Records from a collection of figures
----------------

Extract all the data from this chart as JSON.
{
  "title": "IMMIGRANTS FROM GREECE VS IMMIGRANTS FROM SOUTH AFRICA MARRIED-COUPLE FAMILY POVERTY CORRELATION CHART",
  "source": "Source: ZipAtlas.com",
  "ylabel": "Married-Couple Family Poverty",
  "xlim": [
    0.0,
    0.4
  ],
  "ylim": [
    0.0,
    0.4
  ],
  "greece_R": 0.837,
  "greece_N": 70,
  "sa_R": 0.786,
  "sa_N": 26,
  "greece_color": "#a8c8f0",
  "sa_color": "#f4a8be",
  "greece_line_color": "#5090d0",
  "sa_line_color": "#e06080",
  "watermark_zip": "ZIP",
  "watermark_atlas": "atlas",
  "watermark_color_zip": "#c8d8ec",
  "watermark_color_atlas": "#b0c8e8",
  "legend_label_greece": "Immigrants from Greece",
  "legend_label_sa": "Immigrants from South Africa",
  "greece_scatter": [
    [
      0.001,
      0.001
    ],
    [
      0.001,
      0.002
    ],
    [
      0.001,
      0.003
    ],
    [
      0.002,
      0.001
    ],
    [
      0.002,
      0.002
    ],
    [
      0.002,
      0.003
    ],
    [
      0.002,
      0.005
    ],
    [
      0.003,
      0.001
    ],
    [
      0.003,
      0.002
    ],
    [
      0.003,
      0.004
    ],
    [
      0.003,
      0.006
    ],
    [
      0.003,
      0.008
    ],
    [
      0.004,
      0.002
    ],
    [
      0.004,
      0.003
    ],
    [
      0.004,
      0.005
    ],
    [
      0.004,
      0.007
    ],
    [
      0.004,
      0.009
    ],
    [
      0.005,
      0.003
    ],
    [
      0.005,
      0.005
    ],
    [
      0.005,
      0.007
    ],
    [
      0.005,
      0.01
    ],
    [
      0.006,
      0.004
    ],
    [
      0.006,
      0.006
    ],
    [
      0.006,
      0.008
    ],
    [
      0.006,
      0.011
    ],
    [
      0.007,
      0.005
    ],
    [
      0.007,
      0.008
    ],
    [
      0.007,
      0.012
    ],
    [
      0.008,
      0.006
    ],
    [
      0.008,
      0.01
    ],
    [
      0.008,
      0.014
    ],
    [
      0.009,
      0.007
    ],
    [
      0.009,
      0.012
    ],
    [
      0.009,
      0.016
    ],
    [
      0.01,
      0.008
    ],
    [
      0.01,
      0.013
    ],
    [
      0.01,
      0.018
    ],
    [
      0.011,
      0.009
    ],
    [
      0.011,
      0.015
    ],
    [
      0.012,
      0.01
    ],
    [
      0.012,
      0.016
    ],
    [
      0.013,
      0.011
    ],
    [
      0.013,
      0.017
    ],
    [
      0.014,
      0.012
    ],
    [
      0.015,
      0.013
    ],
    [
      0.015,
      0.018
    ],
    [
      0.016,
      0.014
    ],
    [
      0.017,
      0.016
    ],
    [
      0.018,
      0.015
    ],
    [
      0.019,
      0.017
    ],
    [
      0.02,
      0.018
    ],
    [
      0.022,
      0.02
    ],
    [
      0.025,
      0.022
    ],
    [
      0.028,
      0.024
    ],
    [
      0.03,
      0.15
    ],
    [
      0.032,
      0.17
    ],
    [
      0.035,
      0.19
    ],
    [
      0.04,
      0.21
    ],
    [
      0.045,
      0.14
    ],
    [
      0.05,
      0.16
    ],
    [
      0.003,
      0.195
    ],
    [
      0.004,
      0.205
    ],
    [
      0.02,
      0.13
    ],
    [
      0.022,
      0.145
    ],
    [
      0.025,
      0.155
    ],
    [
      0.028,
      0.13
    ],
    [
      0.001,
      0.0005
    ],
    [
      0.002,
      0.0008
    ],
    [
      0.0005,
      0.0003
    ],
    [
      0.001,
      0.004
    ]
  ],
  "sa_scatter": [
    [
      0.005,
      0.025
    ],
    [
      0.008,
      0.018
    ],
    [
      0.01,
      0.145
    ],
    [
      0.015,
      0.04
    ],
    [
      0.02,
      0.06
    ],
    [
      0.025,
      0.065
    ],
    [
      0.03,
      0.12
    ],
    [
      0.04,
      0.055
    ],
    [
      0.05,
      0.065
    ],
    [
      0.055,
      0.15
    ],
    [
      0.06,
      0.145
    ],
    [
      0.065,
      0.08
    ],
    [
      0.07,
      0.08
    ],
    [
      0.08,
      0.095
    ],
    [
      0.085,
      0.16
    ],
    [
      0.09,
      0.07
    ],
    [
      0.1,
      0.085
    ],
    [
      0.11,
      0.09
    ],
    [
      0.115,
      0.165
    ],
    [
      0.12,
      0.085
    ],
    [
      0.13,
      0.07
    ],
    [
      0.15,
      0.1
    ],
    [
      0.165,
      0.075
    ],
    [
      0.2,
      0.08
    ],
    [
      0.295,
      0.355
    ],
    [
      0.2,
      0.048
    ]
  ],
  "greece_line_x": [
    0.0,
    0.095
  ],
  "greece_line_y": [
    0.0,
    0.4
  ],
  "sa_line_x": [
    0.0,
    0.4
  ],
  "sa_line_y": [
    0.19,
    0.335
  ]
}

----------------

■ **Instructions for the task**: Copy the material above back out, exactly as written.

■ **Exercise result**:
Extract all the data from this chart as JSON.
{
  "title": "IMMIGRANTS FROM GREECE VS IMMIGRANTS FROM SOUTH AFRICA MARRIED-COUPLE FAMILY POVERTY CORRELATION CHART",
  "source": "Source: ZipAtlas.com",
  "ylabel": "Married-Couple Family Poverty",
  "xlim": [
    0.0,
    0.4
  ],
  "ylim": [
    0.0,
    0.4
  ],
  "greece_R": 0.837,
  "greece_N": 70,
  "sa_R": 0.786,
  "sa_N": 26,
  "greece_color": "#a8c8f0",
  "sa_color": "#f4a8be",
  "greece_line_color": "#5090d0",
  "sa_line_color": "#e06080",
  "watermark_zip": "ZIP",
  "watermark_atlas": "atlas",
  "watermark_color_zip": "#c8d8ec",
  "watermark_color_atlas": "#b0c8e8",
  "legend_label_greece": "Immigrants from Greece",
  "legend_label_sa": "Immigrants from South Africa",
  "greece_scatter": [
    [
      0.001,
      0.001
    ],
    [
      0.001,
      0.002
    ],
    [
      0.001,
      0.003
    ],
    [
      0.002,
      0.001
    ],
    [
      0.002,
      0.002
    ],
    [
      0.002,
      0.003
    ],
    [
      0.002,
      0.005
    ],
    [
      0.003,
      0.001
    ],
    [
      0.003,
      0.002
    ],
    [
      0.003,
      0.004
    ],
    [
      0.003,
      0.006
    ],
    [
      0.003,
      0.008
    ],
    [
      0.004,
      0.002
    ],
    [
      0.004,
      0.003
    ],
    [
      0.004,
      0.005
    ],
    [
      0.004,
      0.007
    ],
    [
      0.004,
      0.009
    ],
    [
      0.005,
      0.003
    ],
    [
      0.005,
      0.005
    ],
    [
      0.005,
      0.007
    ],
    [
      0.005,
      0.01
    ],
    [
      0.006,
      0.004
    ],
    [
      0.006,
      0.006
    ],
    [
      0.006,
      0.008
    ],
    [
      0.006,
      0.011
    ],
    [
      0.007,
      0.005
    ],
    [
      0.007,
      0.008
    ],
    [
      0.007,
      0.012
    ],
    [
      0.008,
      0.006
    ],
    [
      0.008,
      0.01
    ],
    [
      0.008,
      0.014
    ],
    [
      0.009,
      0.007
    ],
    [
      0.009,
      0.012
    ],
    [
      0.009,
      0.016
    ],
    [
      0.01,
      0.008
    ],
    [
      0.01,
      0.013
    ],
    [
      0.01,
      0.018
    ],
    [
      0.011,
      0.009
    ],
    [
      0.011,
      0.015
    ],
    [
      0.012,
      0.01
    ],
    [
      0.012,
      0.016
    ],
    [
      0.013,
      0.011
    ],
    [
      0.013,
      0.017
    ],
    [
      0.014,
      0.012
    ],
    [
      0.015,
      0.013
    ],
    [
      0.015,
      0.018
    ],
    [
      0.016,
      0.014
    ],
    [
      0.017,
      0.016
    ],
    [
      0.018,
      0.015
    ],
    [
      0.019,
      0.017
    ],
    [
      0.02,
      0.018
    ],
    [
      0.022,
      0.02
    ],
    [
      0.025,
      0.022
    ],
    [
      0.028,
      0.024
    ],
    [
      0.03,
      0.15
    ],
    [
      0.032,
      0.17
    ],
    [
      0.035,
      0.19
    ],
    [
      0.04,
      0.21
    ],
    [
      0.045,
      0.14
    ],
    [
      0.05,
      0.16
    ],
    [
      0.003,
      0.195
    ],
    [
      0.004,
      0.205
    ],
    [
      0.02,
      0.13
    ],
    [
      0.022,
      0.145
    ],
    [
      0.025,
      0.155
    ],
    [
      0.028,
      0.13
    ],
    [
      0.001,
      0.0005
    ],
    [
      0.002,
      0.0008
    ],
    [
      0.0005,
      0.0003
    ],
    [
      0.001,
      0.004
    ]
  ],
  "sa_scatter": [
    [
      0.005,
      0.025
    ],
    [
      0.008,
      0.018
    ],
    [
      0.01,
      0.145
    ],
    [
      0.015,
      0.04
    ],
    [
      0.02,
      0.06
    ],
    [
      0.025,
      0.065
    ],
    [
      0.03,
      0.12
    ],
    [
      0.04,
      0.055
    ],
    [
      0.05,
      0.065
    ],
    [
      0.055,
      0.15
    ],
    [
      0.06,
      0.145
    ],
    [
      0.065,
      0.08
    ],
    [
      0.07,
      0.08
    ],
    [
      0.08,
      0.095
    ],
    [
      0.085,
      0.16
    ],
    [
      0.09,
      0.07
    ],
    [
      0.1,
      0.085
    ],
    [
      0.11,
      0.09
    ],
    [
      0.115,
      0.165
    ],
    [
      0.12,
      0.085
    ],
    [
      0.13,
      0.07
    ],
    [
      0.15,
      0.1
    ],
    [
      0.165,
      0.075
    ],
    [
      0.2,
      0.08
    ],
    [
      0.295,
      0.355
    ],
    [
      0.2,
      0.048
    ]
  ],
  "greece_line_x": [
    0.0,
    0.095
  ],
  "greece_line_y": [
    0.0,
    0.4
  ],
  "sa_line_x": [
    0.0,
    0.4
  ],
  "sa_line_y": [
    0.19,
    0.335
  ]
}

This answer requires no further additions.